Each line containing the word "building" needs to be copied.

[Start of DATA ENTRIES]

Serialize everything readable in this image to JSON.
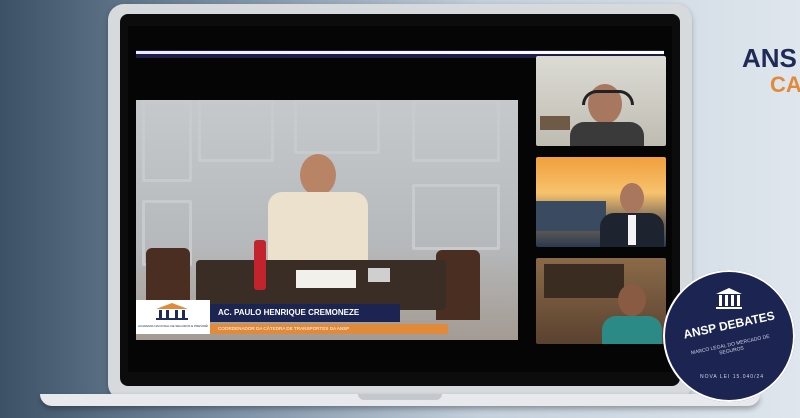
{
  "background": {
    "colors": [
      "#3d5166",
      "#dfe6ed"
    ]
  },
  "brand": {
    "line1": "ANS",
    "line2": "CA",
    "color_primary": "#1f2b57",
    "color_accent": "#e08a3a"
  },
  "main_speaker": {
    "name": "AC. PAULO HENRIQUE CREMONEZE",
    "role": "COORDENADOR DA CÂTEDRA DE TRANSPORTES DA ANSP",
    "logo_text": "ACADEMIA NACIONAL DE SEGUROS E PREVIDÊNCIA",
    "logo_icon": "building-columns-icon"
  },
  "participants": [
    {
      "label": "participant-1"
    },
    {
      "label": "participant-2"
    },
    {
      "label": "participant-3"
    }
  ],
  "badge": {
    "title": "ANSP DEBATES",
    "subtitle": "MARCO LEGAL DO MERCADO DE SEGUROS",
    "law": "NOVA LEI 15.040/24",
    "icon": "building-columns-icon"
  }
}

[End of DATA ENTRIES]

FULL OUTPUT:
    "logo_icon": "building-columns-icon"
    "icon": "building-columns-icon"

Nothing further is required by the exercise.